Every line below is to be quoted exactly, with nothing added or dropped.

[Data records]
========================

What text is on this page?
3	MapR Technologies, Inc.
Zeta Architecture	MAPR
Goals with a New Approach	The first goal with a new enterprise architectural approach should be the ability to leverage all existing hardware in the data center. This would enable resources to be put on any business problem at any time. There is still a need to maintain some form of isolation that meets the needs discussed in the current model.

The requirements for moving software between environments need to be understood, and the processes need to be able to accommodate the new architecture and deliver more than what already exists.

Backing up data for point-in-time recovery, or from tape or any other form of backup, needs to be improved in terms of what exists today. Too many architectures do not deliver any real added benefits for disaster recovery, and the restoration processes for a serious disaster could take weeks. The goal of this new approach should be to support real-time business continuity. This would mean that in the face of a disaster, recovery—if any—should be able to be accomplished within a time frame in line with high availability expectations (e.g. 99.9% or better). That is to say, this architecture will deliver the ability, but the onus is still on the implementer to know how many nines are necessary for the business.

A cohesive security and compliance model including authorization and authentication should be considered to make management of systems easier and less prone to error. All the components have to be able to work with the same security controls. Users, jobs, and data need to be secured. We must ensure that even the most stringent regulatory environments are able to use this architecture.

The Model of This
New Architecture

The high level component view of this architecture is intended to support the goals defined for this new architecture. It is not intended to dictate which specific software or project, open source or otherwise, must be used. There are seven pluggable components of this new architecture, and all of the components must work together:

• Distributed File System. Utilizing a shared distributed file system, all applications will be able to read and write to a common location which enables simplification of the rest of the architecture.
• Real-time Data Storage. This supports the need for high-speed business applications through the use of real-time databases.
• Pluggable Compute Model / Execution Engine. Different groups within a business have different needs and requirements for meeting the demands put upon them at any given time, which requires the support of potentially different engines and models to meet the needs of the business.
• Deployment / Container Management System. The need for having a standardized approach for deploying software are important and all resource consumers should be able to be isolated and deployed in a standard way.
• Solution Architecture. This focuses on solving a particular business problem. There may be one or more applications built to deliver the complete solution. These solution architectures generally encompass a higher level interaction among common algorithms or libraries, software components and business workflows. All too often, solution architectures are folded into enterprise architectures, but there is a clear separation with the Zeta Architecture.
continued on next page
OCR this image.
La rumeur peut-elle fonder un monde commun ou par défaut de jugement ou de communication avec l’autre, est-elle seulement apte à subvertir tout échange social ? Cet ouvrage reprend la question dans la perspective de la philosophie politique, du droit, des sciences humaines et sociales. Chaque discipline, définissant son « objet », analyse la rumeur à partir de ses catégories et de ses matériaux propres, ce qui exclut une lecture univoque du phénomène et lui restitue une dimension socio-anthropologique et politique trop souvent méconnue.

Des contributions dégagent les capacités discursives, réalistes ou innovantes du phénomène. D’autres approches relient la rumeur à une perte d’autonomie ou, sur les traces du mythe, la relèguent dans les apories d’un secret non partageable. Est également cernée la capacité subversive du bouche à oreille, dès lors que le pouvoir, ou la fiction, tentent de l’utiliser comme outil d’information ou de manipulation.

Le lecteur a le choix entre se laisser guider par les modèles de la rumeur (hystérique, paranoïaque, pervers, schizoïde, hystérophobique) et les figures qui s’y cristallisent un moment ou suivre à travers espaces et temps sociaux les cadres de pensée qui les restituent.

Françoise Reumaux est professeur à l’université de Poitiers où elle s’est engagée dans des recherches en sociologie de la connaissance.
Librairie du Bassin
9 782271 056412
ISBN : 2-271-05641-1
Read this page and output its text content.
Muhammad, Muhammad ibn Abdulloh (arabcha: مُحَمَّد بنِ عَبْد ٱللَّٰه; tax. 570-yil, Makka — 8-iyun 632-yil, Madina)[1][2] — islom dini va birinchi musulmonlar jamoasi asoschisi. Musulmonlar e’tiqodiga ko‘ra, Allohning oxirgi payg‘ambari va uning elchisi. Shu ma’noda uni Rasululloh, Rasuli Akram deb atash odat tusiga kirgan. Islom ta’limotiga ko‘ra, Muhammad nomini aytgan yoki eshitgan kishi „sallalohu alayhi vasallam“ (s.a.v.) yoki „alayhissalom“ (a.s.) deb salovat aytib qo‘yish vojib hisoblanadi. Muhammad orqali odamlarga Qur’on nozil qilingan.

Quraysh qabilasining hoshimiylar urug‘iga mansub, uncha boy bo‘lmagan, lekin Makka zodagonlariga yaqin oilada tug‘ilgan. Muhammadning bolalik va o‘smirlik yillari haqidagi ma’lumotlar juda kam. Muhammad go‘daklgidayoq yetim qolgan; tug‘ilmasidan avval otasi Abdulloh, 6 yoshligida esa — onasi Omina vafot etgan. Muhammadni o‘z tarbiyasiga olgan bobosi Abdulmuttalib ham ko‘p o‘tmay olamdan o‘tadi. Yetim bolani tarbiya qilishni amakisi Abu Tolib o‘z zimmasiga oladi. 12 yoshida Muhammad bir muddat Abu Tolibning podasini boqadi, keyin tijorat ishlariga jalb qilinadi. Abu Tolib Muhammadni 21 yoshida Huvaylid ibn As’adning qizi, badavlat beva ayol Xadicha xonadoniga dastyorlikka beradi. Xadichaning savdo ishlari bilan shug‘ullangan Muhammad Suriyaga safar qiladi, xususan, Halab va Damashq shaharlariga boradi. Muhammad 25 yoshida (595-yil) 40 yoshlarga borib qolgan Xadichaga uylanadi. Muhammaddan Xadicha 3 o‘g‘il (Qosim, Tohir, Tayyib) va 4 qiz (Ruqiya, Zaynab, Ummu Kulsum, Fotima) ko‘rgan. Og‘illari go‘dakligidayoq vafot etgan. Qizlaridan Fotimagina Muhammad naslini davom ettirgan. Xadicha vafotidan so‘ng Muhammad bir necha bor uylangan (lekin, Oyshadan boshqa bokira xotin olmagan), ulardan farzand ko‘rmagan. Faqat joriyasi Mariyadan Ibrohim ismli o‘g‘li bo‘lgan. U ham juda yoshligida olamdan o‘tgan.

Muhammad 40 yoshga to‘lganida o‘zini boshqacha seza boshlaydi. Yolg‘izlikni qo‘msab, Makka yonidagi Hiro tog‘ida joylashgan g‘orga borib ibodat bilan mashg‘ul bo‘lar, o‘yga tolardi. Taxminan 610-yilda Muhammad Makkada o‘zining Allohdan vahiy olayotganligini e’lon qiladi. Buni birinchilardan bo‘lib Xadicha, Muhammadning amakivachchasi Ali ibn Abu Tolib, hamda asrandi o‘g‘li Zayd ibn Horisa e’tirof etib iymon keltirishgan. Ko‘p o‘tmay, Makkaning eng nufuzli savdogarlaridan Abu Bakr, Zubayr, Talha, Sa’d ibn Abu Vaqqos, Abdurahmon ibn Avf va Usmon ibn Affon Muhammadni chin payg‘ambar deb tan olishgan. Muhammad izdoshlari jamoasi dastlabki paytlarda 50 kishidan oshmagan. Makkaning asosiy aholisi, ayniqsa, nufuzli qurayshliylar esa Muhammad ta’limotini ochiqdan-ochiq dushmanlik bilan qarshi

========================

[RESPONSE]:
What text is on this page?
3	MapR Technologies, Inc.
Zeta Architecture	MAPR
Goals with a New Approach	The first goal with a new enterprise architectural approach should be the ability to leverage all existing hardware in the data center. This would enable resources to be put on any business problem at any time. There is still a need to maintain some form of isolation that meets the needs discussed in the current model.

The requirements for moving software between environments need to be understood, and the processes need to be able to accommodate the new architecture and deliver more than what already exists.

Backing up data for point-in-time recovery, or from tape or any other form of backup, needs to be improved in terms of what exists today. Too many architectures do not deliver any real added benefits for disaster recovery, and the restoration processes for a serious disaster could take weeks. The goal of this new approach should be to support real-time business continuity. This would mean that in the face of a disaster, recovery—if any—should be able to be accomplished within a time frame in line with high availability expectations (e.g. 99.9% or better). That is to say, this architecture will deliver the ability, but the onus is still on the implementer to know how many nines are necessary for the business.

A cohesive security and compliance model including authorization and authentication should be considered to make management of systems easier and less prone to error. All the components have to be able to work with the same security controls. Users, jobs, and data need to be secured. We must ensure that even the most stringent regulatory environments are able to use this architecture.

The Model of This
New Architecture

The high level component view of this architecture is intended to support the goals defined for this new architecture. It is not intended to dictate which specific software or project, open source or otherwise, must be used. There are seven pluggable components of this new architecture, and all of the components must work together:

• Distributed File System. Utilizing a shared distributed file system, all applications will be able to read and write to a common location which enables simplification of the rest of the architecture.
• Real-time Data Storage. This supports the need for high-speed business applications through the use of real-time databases.
• Pluggable Compute Model / Execution Engine. Different groups within a business have different needs and requirements for meeting the demands put upon them at any given time, which requires the support of potentially different engines and models to meet the needs of the business.
• Deployment / Container Management System. The need for having a standardized approach for deploying software are important and all resource consumers should be able to be isolated and deployed in a standard way.
• Solution Architecture. This focuses on solving a particular business problem. There may be one or more applications built to deliver the complete solution. These solution architectures generally encompass a higher level interaction among common algorithms or libraries, software components and business workflows. All too often, solution architectures are folded into enterprise architectures, but there is a clear separation with the Zeta Architecture.
continued on next page
OCR this image.
La rumeur peut-elle fonder un monde commun ou par défaut de jugement ou de communication avec l’autre, est-elle seulement apte à subvertir tout échange social ? Cet ouvrage reprend la question dans la perspective de la philosophie politique, du droit, des sciences humaines et sociales. Chaque discipline, définissant son « objet », analyse la rumeur à partir de ses catégories et de ses matériaux propres, ce qui exclut une lecture univoque du phénomène et lui restitue une dimension socio-anthropologique et politique trop souvent méconnue.

Des contributions dégagent les capacités discursives, réalistes ou innovantes du phénomène. D’autres approches relient la rumeur à une perte d’autonomie ou, sur les traces du mythe, la relèguent dans les apories d’un secret non partageable. Est également cernée la capacité subversive du bouche à oreille, dès lors que le pouvoir, ou la fiction, tentent de l’utiliser comme outil d’information ou de manipulation.

Le lecteur a le choix entre se laisser guider par les modèles de la rumeur (hystérique, paranoïaque, pervers, schizoïde, hystérophobique) et les figures qui s’y cristallisent un moment ou suivre à travers espaces et temps sociaux les cadres de pensée qui les restituent.

Françoise Reumaux est professeur à l’université de Poitiers où elle s’est engagée dans des recherches en sociologie de la connaissance.
Librairie du Bassin
9 782271 056412
ISBN : 2-271-05641-1
Read this page and output its text content.
Muhammad, Muhammad ibn Abdulloh (arabcha: مُحَمَّد بنِ عَبْد ٱللَّٰه; tax. 570-yil, Makka — 8-iyun 632-yil, Madina)[1][2] — islom dini va birinchi musulmonlar jamoasi asoschisi. Musulmonlar e’tiqodiga ko‘ra, Allohning oxirgi payg‘ambari va uning elchisi. Shu ma’noda uni Rasululloh, Rasuli Akram deb atash odat tusiga kirgan. Islom ta’limotiga ko‘ra, Muhammad nomini aytgan yoki eshitgan kishi „sallalohu alayhi vasallam“ (s.a.v.) yoki „alayhissalom“ (a.s.) deb salovat aytib qo‘yish vojib hisoblanadi. Muhammad orqali odamlarga Qur’on nozil qilingan.

Quraysh qabilasining hoshimiylar urug‘iga mansub, uncha boy bo‘lmagan, lekin Makka zodagonlariga yaqin oilada tug‘ilgan. Muhammadning bolalik va o‘smirlik yillari haqidagi ma’lumotlar juda kam. Muhammad go‘daklgidayoq yetim qolgan; tug‘ilmasidan avval otasi Abdulloh, 6 yoshligida esa — onasi Omina vafot etgan. Muhammadni o‘z tarbiyasiga olgan bobosi Abdulmuttalib ham ko‘p o‘tmay olamdan o‘tadi. Yetim bolani tarbiya qilishni amakisi Abu Tolib o‘z zimmasiga oladi. 12 yoshida Muhammad bir muddat Abu Tolibning podasini boqadi, keyin tijorat ishlariga jalb qilinadi. Abu Tolib Muhammadni 21 yoshida Huvaylid ibn As’adning qizi, badavlat beva ayol Xadicha xonadoniga dastyorlikka beradi. Xadichaning savdo ishlari bilan shug‘ullangan Muhammad Suriyaga safar qiladi, xususan, Halab va Damashq shaharlariga boradi. Muhammad 25 yoshida (595-yil) 40 yoshlarga borib qolgan Xadichaga uylanadi. Muhammaddan Xadicha 3 o‘g‘il (Qosim, Tohir, Tayyib) va 4 qiz (Ruqiya, Zaynab, Ummu Kulsum, Fotima) ko‘rgan. Og‘illari go‘dakligidayoq vafot etgan. Qizlaridan Fotimagina Muhammad naslini davom ettirgan. Xadicha vafotidan so‘ng Muhammad bir necha bor uylangan (lekin, Oyshadan boshqa bokira xotin olmagan), ulardan farzand ko‘rmagan. Faqat joriyasi Mariyadan Ibrohim ismli o‘g‘li bo‘lgan. U ham juda yoshligida olamdan o‘tgan.

Muhammad 40 yoshga to‘lganida o‘zini boshqacha seza boshlaydi. Yolg‘izlikni qo‘msab, Makka yonidagi Hiro tog‘ida joylashgan g‘orga borib ibodat bilan mashg‘ul bo‘lar, o‘yga tolardi. Taxminan 610-yilda Muhammad Makkada o‘zining Allohdan vahiy olayotganligini e’lon qiladi. Buni birinchilardan bo‘lib Xadicha, Muhammadning amakivachchasi Ali ibn Abu Tolib, hamda asrandi o‘g‘li Zayd ibn Horisa e’tirof etib iymon keltirishgan. Ko‘p o‘tmay, Makkaning eng nufuzli savdogarlaridan Abu Bakr, Zubayr, Talha, Sa’d ibn Abu Vaqqos, Abdurahmon ibn Avf va Usmon ibn Affon Muhammadni chin payg‘ambar deb tan olishgan. Muhammad izdoshlari jamoasi dastlabki paytlarda 50 kishidan oshmagan. Makkaning asosiy aholisi, ayniqsa, nufuzli qurayshliylar esa Muhammad ta’limotini ochiqdan-ochiq dushmanlik bilan qarshi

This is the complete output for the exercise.